Supplied information
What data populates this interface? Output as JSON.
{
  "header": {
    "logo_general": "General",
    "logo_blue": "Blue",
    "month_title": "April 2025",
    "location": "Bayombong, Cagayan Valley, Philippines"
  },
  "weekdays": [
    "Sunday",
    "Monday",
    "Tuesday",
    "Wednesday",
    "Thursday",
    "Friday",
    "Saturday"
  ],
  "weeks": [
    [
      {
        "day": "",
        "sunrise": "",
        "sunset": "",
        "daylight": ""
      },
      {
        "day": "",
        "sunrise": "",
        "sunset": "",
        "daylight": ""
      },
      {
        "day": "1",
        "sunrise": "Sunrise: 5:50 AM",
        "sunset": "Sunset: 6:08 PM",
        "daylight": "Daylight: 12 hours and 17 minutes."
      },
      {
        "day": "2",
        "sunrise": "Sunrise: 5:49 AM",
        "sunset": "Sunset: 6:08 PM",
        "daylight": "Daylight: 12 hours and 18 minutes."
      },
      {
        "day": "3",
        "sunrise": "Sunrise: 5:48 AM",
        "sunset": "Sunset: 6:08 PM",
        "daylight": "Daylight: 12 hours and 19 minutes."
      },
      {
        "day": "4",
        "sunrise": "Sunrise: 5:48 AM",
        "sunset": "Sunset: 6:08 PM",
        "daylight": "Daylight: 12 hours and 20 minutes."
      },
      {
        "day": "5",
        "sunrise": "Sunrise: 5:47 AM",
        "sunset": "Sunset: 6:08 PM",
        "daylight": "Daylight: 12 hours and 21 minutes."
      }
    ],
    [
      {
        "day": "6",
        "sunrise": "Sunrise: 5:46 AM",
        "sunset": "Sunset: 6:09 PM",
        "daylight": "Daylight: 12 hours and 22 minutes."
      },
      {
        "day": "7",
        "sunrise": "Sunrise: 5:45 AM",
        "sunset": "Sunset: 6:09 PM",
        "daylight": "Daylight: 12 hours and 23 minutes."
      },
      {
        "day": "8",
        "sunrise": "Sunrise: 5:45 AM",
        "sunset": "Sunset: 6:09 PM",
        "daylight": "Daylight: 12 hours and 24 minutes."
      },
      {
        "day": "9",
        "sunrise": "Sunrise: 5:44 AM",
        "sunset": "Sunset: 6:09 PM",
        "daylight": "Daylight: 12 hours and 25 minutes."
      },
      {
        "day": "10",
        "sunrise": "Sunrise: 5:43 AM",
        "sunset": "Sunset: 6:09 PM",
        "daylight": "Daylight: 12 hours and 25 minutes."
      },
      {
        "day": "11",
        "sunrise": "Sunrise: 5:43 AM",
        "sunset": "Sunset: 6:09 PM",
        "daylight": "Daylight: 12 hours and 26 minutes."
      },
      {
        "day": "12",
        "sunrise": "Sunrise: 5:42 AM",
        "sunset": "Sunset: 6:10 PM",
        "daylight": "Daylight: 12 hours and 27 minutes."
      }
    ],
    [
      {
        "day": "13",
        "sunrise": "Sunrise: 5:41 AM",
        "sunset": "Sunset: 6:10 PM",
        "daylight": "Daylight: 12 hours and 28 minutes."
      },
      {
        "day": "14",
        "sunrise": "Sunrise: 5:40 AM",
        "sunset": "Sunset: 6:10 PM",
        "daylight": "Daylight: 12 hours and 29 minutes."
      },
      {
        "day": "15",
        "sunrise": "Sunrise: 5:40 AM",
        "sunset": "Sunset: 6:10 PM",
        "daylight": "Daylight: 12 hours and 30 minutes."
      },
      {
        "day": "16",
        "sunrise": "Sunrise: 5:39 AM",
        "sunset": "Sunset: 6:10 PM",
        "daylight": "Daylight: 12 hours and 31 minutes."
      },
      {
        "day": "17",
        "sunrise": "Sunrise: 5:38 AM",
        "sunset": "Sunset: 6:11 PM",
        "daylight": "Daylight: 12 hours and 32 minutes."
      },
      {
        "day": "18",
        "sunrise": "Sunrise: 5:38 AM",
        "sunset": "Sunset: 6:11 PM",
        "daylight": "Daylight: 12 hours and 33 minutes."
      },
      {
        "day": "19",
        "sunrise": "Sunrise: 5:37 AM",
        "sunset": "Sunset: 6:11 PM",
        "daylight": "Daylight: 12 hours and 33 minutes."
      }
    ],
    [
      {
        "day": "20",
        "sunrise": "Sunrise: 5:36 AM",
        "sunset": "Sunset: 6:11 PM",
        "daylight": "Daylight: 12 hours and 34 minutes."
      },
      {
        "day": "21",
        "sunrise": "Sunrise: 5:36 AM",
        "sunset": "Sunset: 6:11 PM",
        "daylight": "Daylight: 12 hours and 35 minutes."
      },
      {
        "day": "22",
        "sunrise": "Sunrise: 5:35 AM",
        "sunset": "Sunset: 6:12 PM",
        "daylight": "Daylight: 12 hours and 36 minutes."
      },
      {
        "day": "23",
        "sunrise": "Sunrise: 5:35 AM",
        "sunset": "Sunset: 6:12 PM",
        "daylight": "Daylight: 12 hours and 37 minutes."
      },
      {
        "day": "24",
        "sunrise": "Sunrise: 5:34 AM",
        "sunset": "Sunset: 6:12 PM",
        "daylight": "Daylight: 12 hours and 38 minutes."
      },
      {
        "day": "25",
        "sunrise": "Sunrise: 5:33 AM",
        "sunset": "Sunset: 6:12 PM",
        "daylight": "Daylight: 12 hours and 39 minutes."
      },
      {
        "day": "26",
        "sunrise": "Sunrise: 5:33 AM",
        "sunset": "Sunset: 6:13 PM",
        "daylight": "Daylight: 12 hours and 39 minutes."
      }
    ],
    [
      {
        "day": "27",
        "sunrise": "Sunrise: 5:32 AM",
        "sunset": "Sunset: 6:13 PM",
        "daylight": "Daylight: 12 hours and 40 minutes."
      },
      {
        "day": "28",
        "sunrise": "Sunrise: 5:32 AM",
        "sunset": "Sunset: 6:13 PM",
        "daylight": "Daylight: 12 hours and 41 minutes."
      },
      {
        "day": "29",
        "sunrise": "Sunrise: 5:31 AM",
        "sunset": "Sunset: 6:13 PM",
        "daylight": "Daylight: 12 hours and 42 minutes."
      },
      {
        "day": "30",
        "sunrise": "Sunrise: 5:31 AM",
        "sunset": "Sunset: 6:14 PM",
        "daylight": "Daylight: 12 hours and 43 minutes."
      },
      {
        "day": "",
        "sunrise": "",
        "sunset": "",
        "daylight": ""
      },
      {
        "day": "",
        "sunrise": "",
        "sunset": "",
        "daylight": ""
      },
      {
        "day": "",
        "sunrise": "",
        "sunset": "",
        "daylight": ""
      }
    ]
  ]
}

Requirement
The entries above must be returned exactly.

Output
What data populates this interface? Output as JSON.
{
  "header": {
    "logo_general": "General",
    "logo_blue": "Blue",
    "month_title": "April 2025",
    "location": "Bayombong, Cagayan Valley, Philippines"
  },
  "weekdays": [
    "Sunday",
    "Monday",
    "Tuesday",
    "Wednesday",
    "Thursday",
    "Friday",
    "Saturday"
  ],
  "weeks": [
    [
      {
        "day": "",
        "sunrise": "",
        "sunset": "",
        "daylight": ""
      },
      {
        "day": "",
        "sunrise": "",
        "sunset": "",
        "daylight": ""
      },
      {
        "day": "1",
        "sunrise": "Sunrise: 5:50 AM",
        "sunset": "Sunset: 6:08 PM",
        "daylight": "Daylight: 12 hours and 17 minutes."
      },
      {
        "day": "2",
        "sunrise": "Sunrise: 5:49 AM",
        "sunset": "Sunset: 6:08 PM",
        "daylight": "Daylight: 12 hours and 18 minutes."
      },
      {
        "day": "3",
        "sunrise": "Sunrise: 5:48 AM",
        "sunset": "Sunset: 6:08 PM",
        "daylight": "Daylight: 12 hours and 19 minutes."
      },
      {
        "day": "4",
        "sunrise": "Sunrise: 5:48 AM",
        "sunset": "Sunset: 6:08 PM",
        "daylight": "Daylight: 12 hours and 20 minutes."
      },
      {
        "day": "5",
        "sunrise": "Sunrise: 5:47 AM",
        "sunset": "Sunset: 6:08 PM",
        "daylight": "Daylight: 12 hours and 21 minutes."
      }
    ],
    [
      {
        "day": "6",
        "sunrise": "Sunrise: 5:46 AM",
        "sunset": "Sunset: 6:09 PM",
        "daylight": "Daylight: 12 hours and 22 minutes."
      },
      {
        "day": "7",
        "sunrise": "Sunrise: 5:45 AM",
        "sunset": "Sunset: 6:09 PM",
        "daylight": "Daylight: 12 hours and 23 minutes."
      },
      {
        "day": "8",
        "sunrise": "Sunrise: 5:45 AM",
        "sunset": "Sunset: 6:09 PM",
        "daylight": "Daylight: 12 hours and 24 minutes."
      },
      {
        "day": "9",
        "sunrise": "Sunrise: 5:44 AM",
        "sunset": "Sunset: 6:09 PM",
        "daylight": "Daylight: 12 hours and 25 minutes."
      },
      {
        "day": "10",
        "sunrise": "Sunrise: 5:43 AM",
        "sunset": "Sunset: 6:09 PM",
        "daylight": "Daylight: 12 hours and 25 minutes."
      },
      {
        "day": "11",
        "sunrise": "Sunrise: 5:43 AM",
        "sunset": "Sunset: 6:09 PM",
        "daylight": "Daylight: 12 hours and 26 minutes."
      },
      {
        "day": "12",
        "sunrise": "Sunrise: 5:42 AM",
        "sunset": "Sunset: 6:10 PM",
        "daylight": "Daylight: 12 hours and 27 minutes."
      }
    ],
    [
      {
        "day": "13",
        "sunrise": "Sunrise: 5:41 AM",
        "sunset": "Sunset: 6:10 PM",
        "daylight": "Daylight: 12 hours and 28 minutes."
      },
      {
        "day": "14",
        "sunrise": "Sunrise: 5:40 AM",
        "sunset": "Sunset: 6:10 PM",
        "daylight": "Daylight: 12 hours and 29 minutes."
      },
      {
        "day": "15",
        "sunrise": "Sunrise: 5:40 AM",
        "sunset": "Sunset: 6:10 PM",
        "daylight": "Daylight: 12 hours and 30 minutes."
      },
      {
        "day": "16",
        "sunrise": "Sunrise: 5:39 AM",
        "sunset": "Sunset: 6:10 PM",
        "daylight": "Daylight: 12 hours and 31 minutes."
      },
      {
        "day": "17",
        "sunrise": "Sunrise: 5:38 AM",
        "sunset": "Sunset: 6:11 PM",
        "daylight": "Daylight: 12 hours and 32 minutes."
      },
      {
        "day": "18",
        "sunrise": "Sunrise: 5:38 AM",
        "sunset": "Sunset: 6:11 PM",
        "daylight": "Daylight: 12 hours and 33 minutes."
      },
      {
        "day": "19",
        "sunrise": "Sunrise: 5:37 AM",
        "sunset": "Sunset: 6:11 PM",
        "daylight": "Daylight: 12 hours and 33 minutes."
      }
    ],
    [
      {
        "day": "20",
        "sunrise": "Sunrise: 5:36 AM",
        "sunset": "Sunset: 6:11 PM",
        "daylight": "Daylight: 12 hours and 34 minutes."
      },
      {
        "day": "21",
        "sunrise": "Sunrise: 5:36 AM",
        "sunset": "Sunset: 6:11 PM",
        "daylight": "Daylight: 12 hours and 35 minutes."
      },
      {
        "day": "22",
        "sunrise": "Sunrise: 5:35 AM",
        "sunset": "Sunset: 6:12 PM",
        "daylight": "Daylight: 12 hours and 36 minutes."
      },
      {
        "day": "23",
        "sunrise": "Sunrise: 5:35 AM",
        "sunset": "Sunset: 6:12 PM",
        "daylight": "Daylight: 12 hours and 37 minutes."
      },
      {
        "day": "24",
        "sunrise": "Sunrise: 5:34 AM",
        "sunset": "Sunset: 6:12 PM",
        "daylight": "Daylight: 12 hours and 38 minutes."
      },
      {
        "day": "25",
        "sunrise": "Sunrise: 5:33 AM",
        "sunset": "Sunset: 6:12 PM",
        "daylight": "Daylight: 12 hours and 39 minutes."
      },
      {
        "day": "26",
        "sunrise": "Sunrise: 5:33 AM",
        "sunset": "Sunset: 6:13 PM",
        "daylight": "Daylight: 12 hours and 39 minutes."
      }
    ],
    [
      {
        "day": "27",
        "sunrise": "Sunrise: 5:32 AM",
        "sunset": "Sunset: 6:13 PM",
        "daylight": "Daylight: 12 hours and 40 minutes."
      },
      {
        "day": "28",
        "sunrise": "Sunrise: 5:32 AM",
        "sunset": "Sunset: 6:13 PM",
        "daylight": "Daylight: 12 hours and 41 minutes."
      },
      {
        "day": "29",
        "sunrise": "Sunrise: 5:31 AM",
        "sunset": "Sunset: 6:13 PM",
        "daylight": "Daylight: 12 hours and 42 minutes."
      },
      {
        "day": "30",
        "sunrise": "Sunrise: 5:31 AM",
        "sunset": "Sunset: 6:14 PM",
        "daylight": "Daylight: 12 hours and 43 minutes."
      },
      {
        "day": "",
        "sunrise": "",
        "sunset": "",
        "daylight": ""
      },
      {
        "day": "",
        "sunrise": "",
        "sunset": "",
        "daylight": ""
      },
      {
        "day": "",
        "sunrise": "",
        "sunset": "",
        "daylight": ""
      }
    ]
  ]
}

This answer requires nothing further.